Look through the material below for "ドキュメントの設定". Copy every line that contains it.

(Rows from a dataset)
........
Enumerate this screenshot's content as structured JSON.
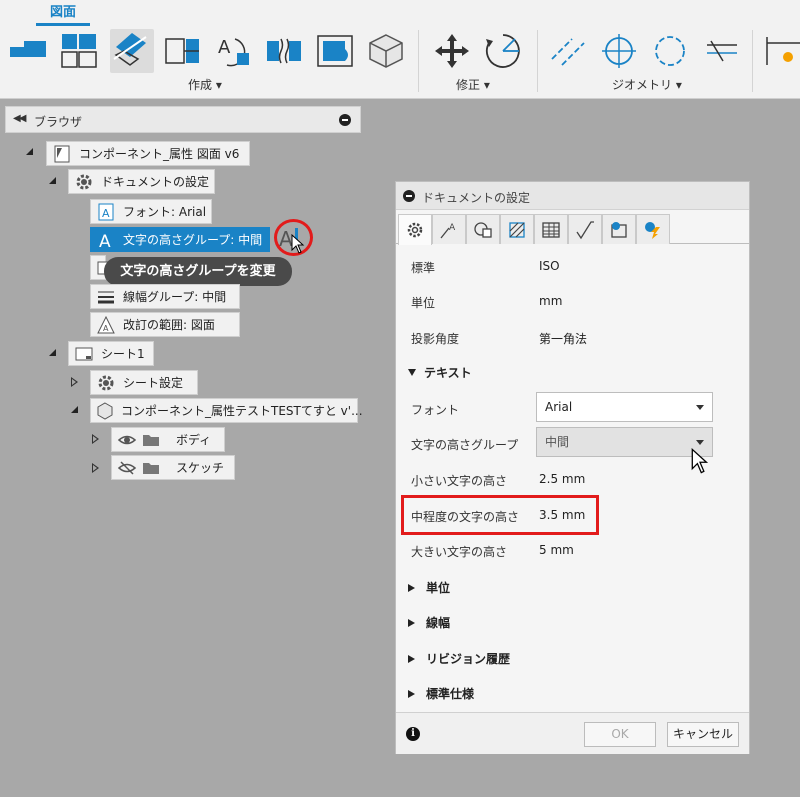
{
  "ribbon": {
    "active_tab": "図面",
    "groups": {
      "create": "作成 ▾",
      "modify": "修正 ▾",
      "geometry": "ジオメトリ ▾"
    }
  },
  "browser": {
    "title": "ブラウザ",
    "nodes": {
      "root": "コンポーネント_属性 図面 v6",
      "doc_settings": "ドキュメントの設定",
      "font": "フォント: Arial",
      "text_height_group": "文字の高さグループ: 中間",
      "line_width_group": "線幅グループ: 中間",
      "revision_range": "改訂の範囲: 図面",
      "sheet1": "シート1",
      "sheet_settings": "シート設定",
      "component_view": "コンポーネント_属性テストTESTてすと v'...",
      "bodies": "ボディ",
      "sketches": "スケッチ"
    },
    "tooltip": "文字の高さグループを変更"
  },
  "dialog": {
    "title": "ドキュメントの設定",
    "standard": {
      "label": "標準",
      "value": "ISO"
    },
    "units": {
      "label": "単位",
      "value": "mm"
    },
    "projection": {
      "label": "投影角度",
      "value": "第一角法"
    },
    "section_text": "テキスト",
    "font": {
      "label": "フォント",
      "value": "Arial"
    },
    "text_height_group": {
      "label": "文字の高さグループ",
      "value": "中間"
    },
    "small_text": {
      "label": "小さい文字の高さ",
      "value": "2.5 mm"
    },
    "medium_text": {
      "label": "中程度の文字の高さ",
      "value": "3.5 mm"
    },
    "large_text": {
      "label": "大きい文字の高さ",
      "value": "5 mm"
    },
    "sections": {
      "units": "単位",
      "line_width": "線幅",
      "revision_history": "リビジョン履歴",
      "standard_spec": "標準仕様"
    },
    "ok_label": "OK",
    "cancel_label": "キャンセル"
  },
  "colors": {
    "accent": "#1a83c6",
    "highlight_red": "#e21b1b"
  }
}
........
◆ Worked answer:
      "doc_settings": "ドキュメントの設定",
    "title": "ドキュメントの設定",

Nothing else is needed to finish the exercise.